(Dataset entries)
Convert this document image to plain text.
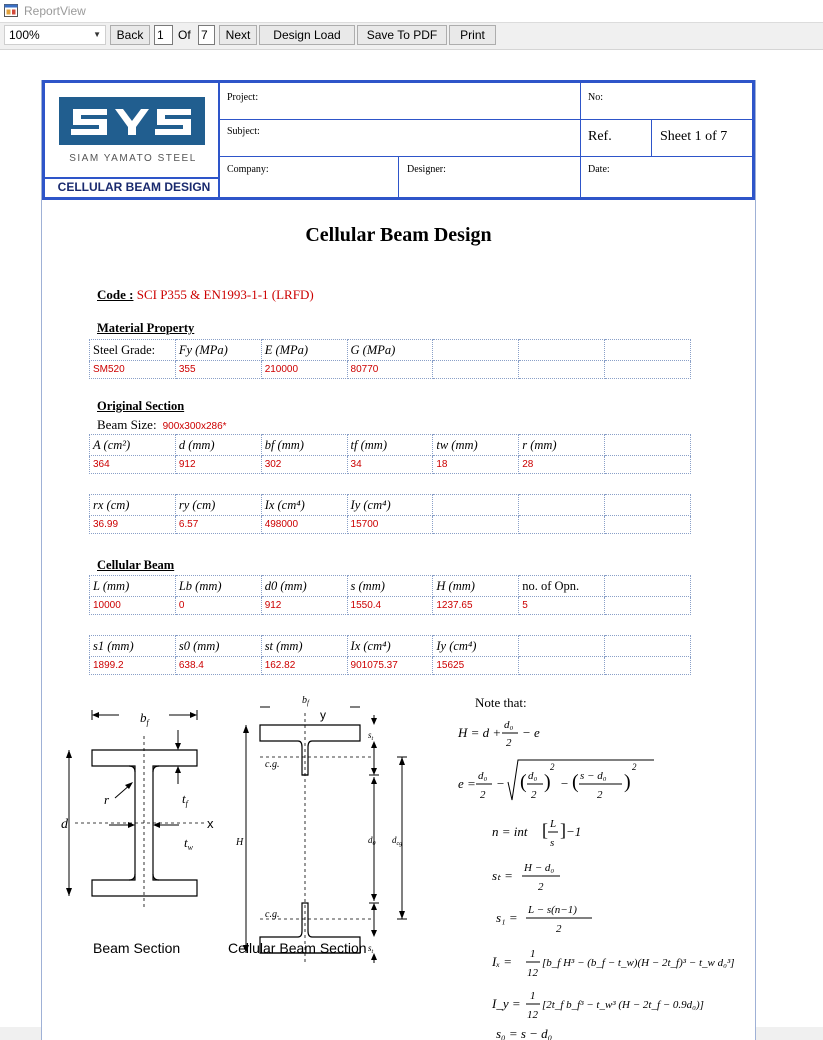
ReportView
100%	▼	Back	1	Of 7	Next	Design Load	Save To PDF	Print
SIAM YAMATO STEEL
CELLULAR BEAM DESIGN
Project:	No:
Subject:	Ref.	Sheet 1 of 7
Company:	Designer:	Date:
Cellular Beam Design
Code : SCI P355 & EN1993-1-1 (LRFD)
Material Property
Steel Grade:	Fy (MPa)	E (MPa)	G (MPa)			
SM520	355	210000	80770			
Original Section
Beam Size: 900x300x286*
A (cm²)	d (mm)	bf (mm)	tf (mm)	tw (mm)	r (mm)	
364	912	302	34	18	28	
rx (cm)	ry (cm)	Ix (cm⁴)	Iy (cm⁴)			
36.99	6.57	498000	15700			
Cellular Beam
L (mm)	Lb (mm)	d0 (mm)	s (mm)	H (mm)	no. of Opn.	
10000	0	912	1550.4	1237.65	5	
s1 (mm)	s0 (mm)	st (mm)	Ix (cm⁴)	Iy (cm⁴)		
1899.2	638.4	162.82	901075.37	15625		
$b_f$
d
r	$t_f$
$t_w$
x
$b_f$
y
H
$s_t$
$s_t$
$d_0$ $d_{cg}$
c.g.
c.g.
Beam Section	Cellular Beam Section
Note that:
H = d + d₀
2
− e
e = d₀
2
− ( d₀
2
)
2
− ( s − d₀
2
)
2
n = int [ L
s
] −1
sₜ = H − d₀
2
s₁ = L − s(n−1)
2
Iₓ = 1
12
[b_f H³ − (b_f − t_w)(H − 2t_f)³ − t_w d₀³]
I_y = 1
12
[2t_f b_f³ − t_w³ (H − 2t_f − 0.9d₀)]
s₀ = s − d₀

EXERCISE DIRECTIONS. Print each of the records above exactly as written, leaving no picture in the copy.

SOLUTION FOR THIS TASK.
Convert this document image to plain text.
ReportView
100%	▼	Back	1	Of 7	Next	Design Load	Save To PDF	Print
SIAM YAMATO STEEL
CELLULAR BEAM DESIGN
Project:	No:
Subject:	Ref.	Sheet 1 of 7
Company:	Designer:	Date:
Cellular Beam Design
Code : SCI P355 & EN1993-1-1 (LRFD)
Material Property
Steel Grade:	Fy (MPa)	E (MPa)	G (MPa)			
SM520	355	210000	80770			
Original Section
Beam Size: 900x300x286*
A (cm²)	d (mm)	bf (mm)	tf (mm)	tw (mm)	r (mm)	
364	912	302	34	18	28	
rx (cm)	ry (cm)	Ix (cm⁴)	Iy (cm⁴)			
36.99	6.57	498000	15700			
Cellular Beam
L (mm)	Lb (mm)	d0 (mm)	s (mm)	H (mm)	no. of Opn.	
10000	0	912	1550.4	1237.65	5	
s1 (mm)	s0 (mm)	st (mm)	Ix (cm⁴)	Iy (cm⁴)		
1899.2	638.4	162.82	901075.37	15625		
$b_f$
d
r	$t_f$
$t_w$
x
$b_f$
y
H
$s_t$
$s_t$
$d_0$ $d_{cg}$
c.g.
c.g.
Beam Section	Cellular Beam Section
Note that:
H = d + d₀
2
− e
e = d₀
2
− ( d₀
2
)
2
− ( s − d₀
2
)
2
n = int [ L
s
] −1
sₜ = H − d₀
2
s₁ = L − s(n−1)
2
Iₓ = 1
12
[b_f H³ − (b_f − t_w)(H − 2t_f)³ − t_w d₀³]
I_y = 1
12
[2t_f b_f³ − t_w³ (H − 2t_f − 0.9d₀)]
s₀ = s − d₀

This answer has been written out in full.